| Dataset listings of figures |
......

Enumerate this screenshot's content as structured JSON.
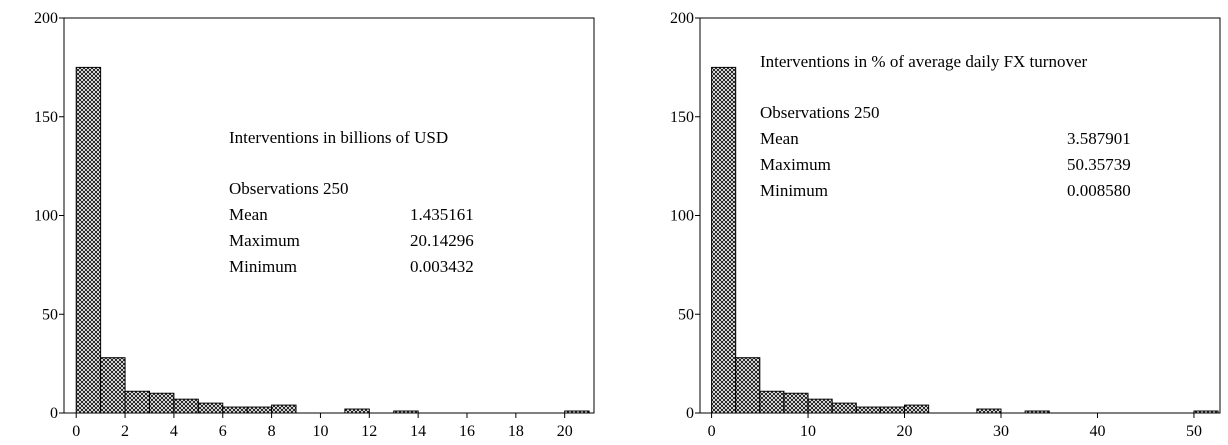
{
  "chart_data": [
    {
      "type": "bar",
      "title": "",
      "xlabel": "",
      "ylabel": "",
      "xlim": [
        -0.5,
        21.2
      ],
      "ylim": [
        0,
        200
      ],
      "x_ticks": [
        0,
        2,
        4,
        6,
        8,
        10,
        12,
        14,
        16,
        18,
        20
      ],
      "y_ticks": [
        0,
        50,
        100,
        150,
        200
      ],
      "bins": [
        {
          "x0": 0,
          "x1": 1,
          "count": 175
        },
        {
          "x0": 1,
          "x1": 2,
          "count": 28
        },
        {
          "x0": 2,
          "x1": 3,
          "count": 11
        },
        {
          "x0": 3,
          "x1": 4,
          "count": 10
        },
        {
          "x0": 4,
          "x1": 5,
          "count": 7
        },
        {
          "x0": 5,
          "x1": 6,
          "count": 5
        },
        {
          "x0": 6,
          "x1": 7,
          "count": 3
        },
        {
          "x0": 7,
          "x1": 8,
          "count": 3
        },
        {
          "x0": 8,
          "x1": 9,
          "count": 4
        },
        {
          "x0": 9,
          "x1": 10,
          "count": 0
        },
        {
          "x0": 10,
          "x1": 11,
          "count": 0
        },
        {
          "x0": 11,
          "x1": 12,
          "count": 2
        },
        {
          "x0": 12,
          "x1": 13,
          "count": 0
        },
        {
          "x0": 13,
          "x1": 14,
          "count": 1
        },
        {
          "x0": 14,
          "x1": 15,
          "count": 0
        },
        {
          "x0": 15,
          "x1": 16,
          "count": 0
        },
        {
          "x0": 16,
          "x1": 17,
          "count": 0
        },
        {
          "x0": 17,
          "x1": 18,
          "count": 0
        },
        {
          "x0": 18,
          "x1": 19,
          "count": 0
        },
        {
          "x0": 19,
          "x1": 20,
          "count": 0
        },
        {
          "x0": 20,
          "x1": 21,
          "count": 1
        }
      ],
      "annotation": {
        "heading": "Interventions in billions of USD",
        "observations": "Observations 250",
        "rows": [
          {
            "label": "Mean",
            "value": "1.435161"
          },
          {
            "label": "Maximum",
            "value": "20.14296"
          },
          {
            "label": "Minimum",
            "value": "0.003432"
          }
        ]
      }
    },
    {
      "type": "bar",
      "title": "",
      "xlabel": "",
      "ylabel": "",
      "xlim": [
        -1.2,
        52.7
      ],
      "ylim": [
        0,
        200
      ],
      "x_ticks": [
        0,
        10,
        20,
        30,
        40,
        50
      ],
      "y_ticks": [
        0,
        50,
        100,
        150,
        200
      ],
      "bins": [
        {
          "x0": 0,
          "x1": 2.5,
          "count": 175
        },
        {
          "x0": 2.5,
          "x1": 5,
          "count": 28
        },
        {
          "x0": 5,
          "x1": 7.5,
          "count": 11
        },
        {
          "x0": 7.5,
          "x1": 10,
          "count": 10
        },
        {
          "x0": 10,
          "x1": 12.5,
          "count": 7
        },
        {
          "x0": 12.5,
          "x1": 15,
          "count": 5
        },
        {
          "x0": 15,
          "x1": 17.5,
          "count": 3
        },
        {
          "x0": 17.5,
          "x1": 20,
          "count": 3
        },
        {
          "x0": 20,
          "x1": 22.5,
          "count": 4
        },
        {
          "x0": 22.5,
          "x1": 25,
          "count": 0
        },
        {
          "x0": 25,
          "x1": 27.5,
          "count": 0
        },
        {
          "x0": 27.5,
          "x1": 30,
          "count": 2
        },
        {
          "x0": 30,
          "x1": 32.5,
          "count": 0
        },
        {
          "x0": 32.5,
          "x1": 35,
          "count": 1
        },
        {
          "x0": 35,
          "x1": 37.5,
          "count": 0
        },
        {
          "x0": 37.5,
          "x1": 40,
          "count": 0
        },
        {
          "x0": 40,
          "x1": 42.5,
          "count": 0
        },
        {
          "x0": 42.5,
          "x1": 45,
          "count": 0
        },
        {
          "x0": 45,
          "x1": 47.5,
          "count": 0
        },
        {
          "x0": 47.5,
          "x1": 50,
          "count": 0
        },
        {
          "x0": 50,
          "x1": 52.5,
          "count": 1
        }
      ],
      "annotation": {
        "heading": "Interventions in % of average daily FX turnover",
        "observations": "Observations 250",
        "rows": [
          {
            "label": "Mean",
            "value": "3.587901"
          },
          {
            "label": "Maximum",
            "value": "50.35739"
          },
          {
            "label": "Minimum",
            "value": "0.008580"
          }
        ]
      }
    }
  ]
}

......

| Stated problem |
Copy in full each line that holds the word "Interventions".

| Task result |
        "heading": "Interventions in billions of USD",
        "heading": "Interventions in % of average daily FX turnover",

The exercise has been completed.